## WRITTEN TASK
A verbatim copy of the records is required, with all pictures left out.

[Dataset entries on figures]
•••

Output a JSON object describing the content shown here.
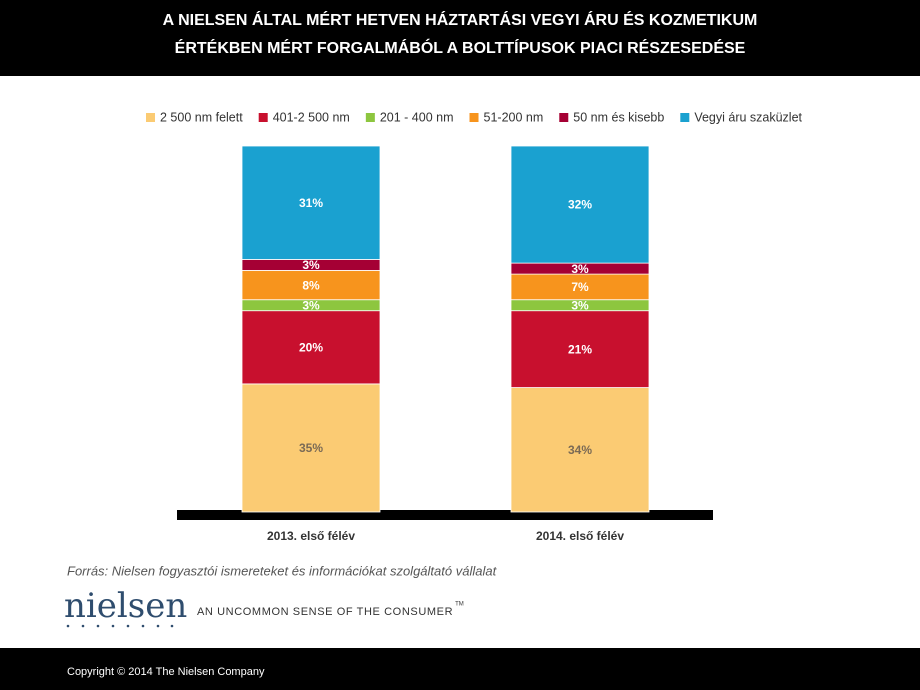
{
  "chart_data": {
    "type": "stacked_bar",
    "title": [
      "A NIELSEN ÁLTAL MÉRT HETVEN HÁZTARTÁSI VEGYI ÁRU ÉS KOZMETIKUM",
      "ÉRTÉKBEN MÉRT FORGALMÁBÓL A BOLTTÍPUSOK PIACI RÉSZESEDÉSE"
    ],
    "categories": [
      "2013. első félév",
      "2014. első félév"
    ],
    "series": [
      {
        "name": "2 500 nm felett",
        "color": "#fbcb73",
        "values": [
          35,
          34
        ],
        "value_labels": [
          "35%",
          "34%"
        ]
      },
      {
        "name": "401-2 500 nm",
        "color": "#c8102e",
        "values": [
          20,
          21
        ],
        "value_labels": [
          "20%",
          "21%"
        ]
      },
      {
        "name": "201 - 400 nm",
        "color": "#8dc63f",
        "values": [
          3,
          3
        ],
        "value_labels": [
          "3%",
          "3%"
        ]
      },
      {
        "name": "51-200 nm",
        "color": "#f7941d",
        "values": [
          8,
          7
        ],
        "value_labels": [
          "8%",
          "7%"
        ]
      },
      {
        "name": "50 nm és kisebb",
        "color": "#a50034",
        "values": [
          3,
          3
        ],
        "value_labels": [
          "3%",
          "3%"
        ]
      },
      {
        "name": "Vegyi áru szaküzlet",
        "color": "#1aa1d0",
        "values": [
          31,
          32
        ],
        "value_labels": [
          "31%",
          "32%"
        ]
      }
    ],
    "legend": "top"
  },
  "source": "Forrás: Nielsen fogyasztói ismereteket és információkat szolgáltató vállalat",
  "logo": "nielsen",
  "tagline": "AN UNCOMMON SENSE OF THE CONSUMER",
  "trademark": "TM",
  "copyright": "Copyright © 2014  The Nielsen Company"
}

•••

## FINISHED ANSWER
Output a JSON object describing the content shown here.
{
  "chart_data": {
    "type": "stacked_bar",
    "title": [
      "A NIELSEN ÁLTAL MÉRT HETVEN HÁZTARTÁSI VEGYI ÁRU ÉS KOZMETIKUM",
      "ÉRTÉKBEN MÉRT FORGALMÁBÓL A BOLTTÍPUSOK PIACI RÉSZESEDÉSE"
    ],
    "categories": [
      "2013. első félév",
      "2014. első félév"
    ],
    "series": [
      {
        "name": "2 500 nm felett",
        "color": "#fbcb73",
        "values": [
          35,
          34
        ],
        "value_labels": [
          "35%",
          "34%"
        ]
      },
      {
        "name": "401-2 500 nm",
        "color": "#c8102e",
        "values": [
          20,
          21
        ],
        "value_labels": [
          "20%",
          "21%"
        ]
      },
      {
        "name": "201 - 400 nm",
        "color": "#8dc63f",
        "values": [
          3,
          3
        ],
        "value_labels": [
          "3%",
          "3%"
        ]
      },
      {
        "name": "51-200 nm",
        "color": "#f7941d",
        "values": [
          8,
          7
        ],
        "value_labels": [
          "8%",
          "7%"
        ]
      },
      {
        "name": "50 nm és kisebb",
        "color": "#a50034",
        "values": [
          3,
          3
        ],
        "value_labels": [
          "3%",
          "3%"
        ]
      },
      {
        "name": "Vegyi áru szaküzlet",
        "color": "#1aa1d0",
        "values": [
          31,
          32
        ],
        "value_labels": [
          "31%",
          "32%"
        ]
      }
    ],
    "legend": "top"
  },
  "source": "Forrás: Nielsen fogyasztói ismereteket és információkat szolgáltató vállalat",
  "logo": "nielsen",
  "tagline": "AN UNCOMMON SENSE OF THE CONSUMER",
  "trademark": "TM",
  "copyright": "Copyright © 2014  The Nielsen Company"
}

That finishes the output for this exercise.